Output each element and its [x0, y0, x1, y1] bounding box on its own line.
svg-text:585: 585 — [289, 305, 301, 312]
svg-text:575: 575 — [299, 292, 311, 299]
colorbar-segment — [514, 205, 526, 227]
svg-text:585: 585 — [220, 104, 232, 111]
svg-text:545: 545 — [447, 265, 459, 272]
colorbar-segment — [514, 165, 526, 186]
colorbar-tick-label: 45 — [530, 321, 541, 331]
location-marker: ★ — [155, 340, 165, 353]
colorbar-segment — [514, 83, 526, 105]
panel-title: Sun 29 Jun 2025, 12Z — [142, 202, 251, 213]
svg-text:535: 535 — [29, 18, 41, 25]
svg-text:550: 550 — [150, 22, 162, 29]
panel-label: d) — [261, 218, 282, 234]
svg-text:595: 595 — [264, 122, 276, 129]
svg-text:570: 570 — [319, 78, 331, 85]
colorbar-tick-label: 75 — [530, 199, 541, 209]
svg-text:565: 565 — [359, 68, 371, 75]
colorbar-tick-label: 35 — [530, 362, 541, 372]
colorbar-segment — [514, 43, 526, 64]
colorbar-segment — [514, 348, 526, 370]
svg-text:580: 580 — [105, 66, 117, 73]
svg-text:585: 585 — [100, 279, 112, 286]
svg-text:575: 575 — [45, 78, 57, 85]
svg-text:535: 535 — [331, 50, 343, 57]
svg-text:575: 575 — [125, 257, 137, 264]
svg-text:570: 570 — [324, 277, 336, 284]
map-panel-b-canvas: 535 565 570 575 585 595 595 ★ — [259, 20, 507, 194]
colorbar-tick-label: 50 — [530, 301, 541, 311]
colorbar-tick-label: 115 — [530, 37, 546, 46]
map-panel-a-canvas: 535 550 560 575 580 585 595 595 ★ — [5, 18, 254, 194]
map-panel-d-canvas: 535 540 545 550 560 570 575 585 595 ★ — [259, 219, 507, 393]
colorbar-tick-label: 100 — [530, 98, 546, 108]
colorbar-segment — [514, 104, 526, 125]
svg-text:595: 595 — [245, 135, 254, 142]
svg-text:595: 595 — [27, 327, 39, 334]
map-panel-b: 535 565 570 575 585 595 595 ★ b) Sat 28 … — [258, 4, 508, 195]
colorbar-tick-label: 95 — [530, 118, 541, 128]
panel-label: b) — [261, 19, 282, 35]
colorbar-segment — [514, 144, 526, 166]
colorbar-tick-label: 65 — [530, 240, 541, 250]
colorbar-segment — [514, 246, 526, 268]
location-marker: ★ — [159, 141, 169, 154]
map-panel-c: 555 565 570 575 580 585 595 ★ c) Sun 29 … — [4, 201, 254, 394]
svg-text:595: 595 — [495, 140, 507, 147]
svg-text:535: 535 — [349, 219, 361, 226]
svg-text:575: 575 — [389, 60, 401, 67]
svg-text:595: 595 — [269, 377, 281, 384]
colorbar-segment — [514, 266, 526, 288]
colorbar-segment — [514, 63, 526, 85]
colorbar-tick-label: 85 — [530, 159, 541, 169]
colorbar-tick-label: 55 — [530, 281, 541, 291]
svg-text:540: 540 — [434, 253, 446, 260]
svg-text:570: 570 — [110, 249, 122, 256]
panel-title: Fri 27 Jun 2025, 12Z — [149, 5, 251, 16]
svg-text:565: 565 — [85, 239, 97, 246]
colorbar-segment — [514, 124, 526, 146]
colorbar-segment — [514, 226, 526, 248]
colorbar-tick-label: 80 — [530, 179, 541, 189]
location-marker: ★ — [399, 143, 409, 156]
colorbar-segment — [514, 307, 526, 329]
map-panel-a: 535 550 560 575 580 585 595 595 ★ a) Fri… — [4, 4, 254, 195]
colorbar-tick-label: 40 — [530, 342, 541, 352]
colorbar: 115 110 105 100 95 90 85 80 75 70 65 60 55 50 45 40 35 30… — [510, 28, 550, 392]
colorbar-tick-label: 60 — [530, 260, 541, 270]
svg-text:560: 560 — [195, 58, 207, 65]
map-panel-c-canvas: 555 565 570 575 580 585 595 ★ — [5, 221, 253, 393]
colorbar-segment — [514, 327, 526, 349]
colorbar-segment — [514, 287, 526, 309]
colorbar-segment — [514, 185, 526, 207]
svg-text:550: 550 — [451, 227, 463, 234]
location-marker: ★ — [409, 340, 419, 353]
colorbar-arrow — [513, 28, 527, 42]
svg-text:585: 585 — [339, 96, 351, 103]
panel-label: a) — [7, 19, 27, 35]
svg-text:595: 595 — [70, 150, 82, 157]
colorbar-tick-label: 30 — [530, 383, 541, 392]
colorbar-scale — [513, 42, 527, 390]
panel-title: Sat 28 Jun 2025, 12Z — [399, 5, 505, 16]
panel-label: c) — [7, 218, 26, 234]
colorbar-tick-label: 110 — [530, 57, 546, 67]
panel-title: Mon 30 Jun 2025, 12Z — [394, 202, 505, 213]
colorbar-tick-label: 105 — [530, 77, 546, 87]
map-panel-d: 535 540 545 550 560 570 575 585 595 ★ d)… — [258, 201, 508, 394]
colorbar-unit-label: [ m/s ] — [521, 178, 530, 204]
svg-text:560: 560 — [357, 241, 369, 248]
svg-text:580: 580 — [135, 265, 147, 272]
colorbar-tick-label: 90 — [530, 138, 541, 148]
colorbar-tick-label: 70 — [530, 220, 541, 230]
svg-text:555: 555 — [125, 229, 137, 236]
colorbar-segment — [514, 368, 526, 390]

What the exercise asks
Can you write out all of the items above again, word for word and in the same order, each on its own line?

Solution to this exercise
Output each element and its [x0, y0, x1, y1] bounding box on its own line.
svg-text:585: 585 — [289, 305, 301, 312]
svg-text:575: 575 — [299, 292, 311, 299]
colorbar-segment — [514, 205, 526, 227]
svg-text:585: 585 — [220, 104, 232, 111]
svg-text:545: 545 — [447, 265, 459, 272]
colorbar-segment — [514, 165, 526, 186]
colorbar-tick-label: 45 — [530, 321, 541, 331]
location-marker: ★ — [155, 340, 165, 353]
colorbar-segment — [514, 83, 526, 105]
panel-title: Sun 29 Jun 2025, 12Z — [142, 202, 251, 213]
svg-text:535: 535 — [29, 18, 41, 25]
svg-text:550: 550 — [150, 22, 162, 29]
panel-label: d) — [261, 218, 282, 234]
svg-text:595: 595 — [264, 122, 276, 129]
svg-text:570: 570 — [319, 78, 331, 85]
colorbar-tick-label: 75 — [530, 199, 541, 209]
svg-text:565: 565 — [359, 68, 371, 75]
colorbar-tick-label: 35 — [530, 362, 541, 372]
colorbar-segment — [514, 43, 526, 64]
colorbar-segment — [514, 348, 526, 370]
svg-text:580: 580 — [105, 66, 117, 73]
svg-text:585: 585 — [100, 279, 112, 286]
svg-text:575: 575 — [45, 78, 57, 85]
svg-text:535: 535 — [331, 50, 343, 57]
svg-text:575: 575 — [125, 257, 137, 264]
svg-text:570: 570 — [324, 277, 336, 284]
map-panel-b-canvas: 535 565 570 575 585 595 595 ★ — [259, 20, 507, 194]
colorbar-tick-label: 50 — [530, 301, 541, 311]
colorbar-tick-label: 115 — [530, 37, 546, 46]
map-panel-a-canvas: 535 550 560 575 580 585 595 595 ★ — [5, 18, 254, 194]
map-panel-d-canvas: 535 540 545 550 560 570 575 585 595 ★ — [259, 219, 507, 393]
colorbar-tick-label: 100 — [530, 98, 546, 108]
colorbar-segment — [514, 104, 526, 125]
svg-text:595: 595 — [245, 135, 254, 142]
svg-text:595: 595 — [27, 327, 39, 334]
map-panel-b: 535 565 570 575 585 595 595 ★ b) Sat 28 … — [258, 4, 508, 195]
colorbar-tick-label: 95 — [530, 118, 541, 128]
panel-label: b) — [261, 19, 282, 35]
colorbar-segment — [514, 144, 526, 166]
colorbar-tick-label: 65 — [530, 240, 541, 250]
colorbar-segment — [514, 246, 526, 268]
location-marker: ★ — [159, 141, 169, 154]
map-panel-c: 555 565 570 575 580 585 595 ★ c) Sun 29 … — [4, 201, 254, 394]
svg-text:595: 595 — [495, 140, 507, 147]
svg-text:535: 535 — [349, 219, 361, 226]
svg-text:575: 575 — [389, 60, 401, 67]
svg-text:595: 595 — [269, 377, 281, 384]
colorbar-segment — [514, 266, 526, 288]
colorbar-segment — [514, 63, 526, 85]
colorbar-tick-label: 85 — [530, 159, 541, 169]
colorbar-tick-label: 55 — [530, 281, 541, 291]
svg-text:540: 540 — [434, 253, 446, 260]
svg-text:570: 570 — [110, 249, 122, 256]
panel-title: Fri 27 Jun 2025, 12Z — [149, 5, 251, 16]
svg-text:565: 565 — [85, 239, 97, 246]
colorbar-segment — [514, 124, 526, 146]
colorbar-segment — [514, 226, 526, 248]
colorbar-tick-label: 80 — [530, 179, 541, 189]
location-marker: ★ — [399, 143, 409, 156]
colorbar-segment — [514, 307, 526, 329]
map-panel-a: 535 550 560 575 580 585 595 595 ★ a) Fri… — [4, 4, 254, 195]
colorbar-tick-label: 40 — [530, 342, 541, 352]
colorbar: 115 110 105 100 95 90 85 80 75 70 65 60 55 50 45 40 35 30… — [510, 28, 550, 392]
colorbar-tick-label: 60 — [530, 260, 541, 270]
svg-text:560: 560 — [195, 58, 207, 65]
map-panel-c-canvas: 555 565 570 575 580 585 595 ★ — [5, 221, 253, 393]
colorbar-segment — [514, 327, 526, 349]
colorbar-segment — [514, 287, 526, 309]
colorbar-segment — [514, 185, 526, 207]
svg-text:550: 550 — [451, 227, 463, 234]
location-marker: ★ — [409, 340, 419, 353]
colorbar-arrow — [513, 28, 527, 42]
svg-text:585: 585 — [339, 96, 351, 103]
panel-label: a) — [7, 19, 27, 35]
svg-text:595: 595 — [70, 150, 82, 157]
colorbar-tick-label: 30 — [530, 383, 541, 392]
colorbar-scale — [513, 42, 527, 390]
panel-title: Sat 28 Jun 2025, 12Z — [399, 5, 505, 16]
panel-label: c) — [7, 218, 26, 234]
colorbar-tick-label: 110 — [530, 57, 546, 67]
panel-title: Mon 30 Jun 2025, 12Z — [394, 202, 505, 213]
colorbar-tick-label: 105 — [530, 77, 546, 87]
map-panel-d: 535 540 545 550 560 570 575 585 595 ★ d)… — [258, 201, 508, 394]
colorbar-unit-label: [ m/s ] — [521, 178, 530, 204]
svg-text:560: 560 — [357, 241, 369, 248]
svg-text:580: 580 — [135, 265, 147, 272]
colorbar-tick-label: 90 — [530, 138, 541, 148]
colorbar-tick-label: 70 — [530, 220, 541, 230]
svg-text:555: 555 — [125, 229, 137, 236]
colorbar-segment — [514, 368, 526, 390]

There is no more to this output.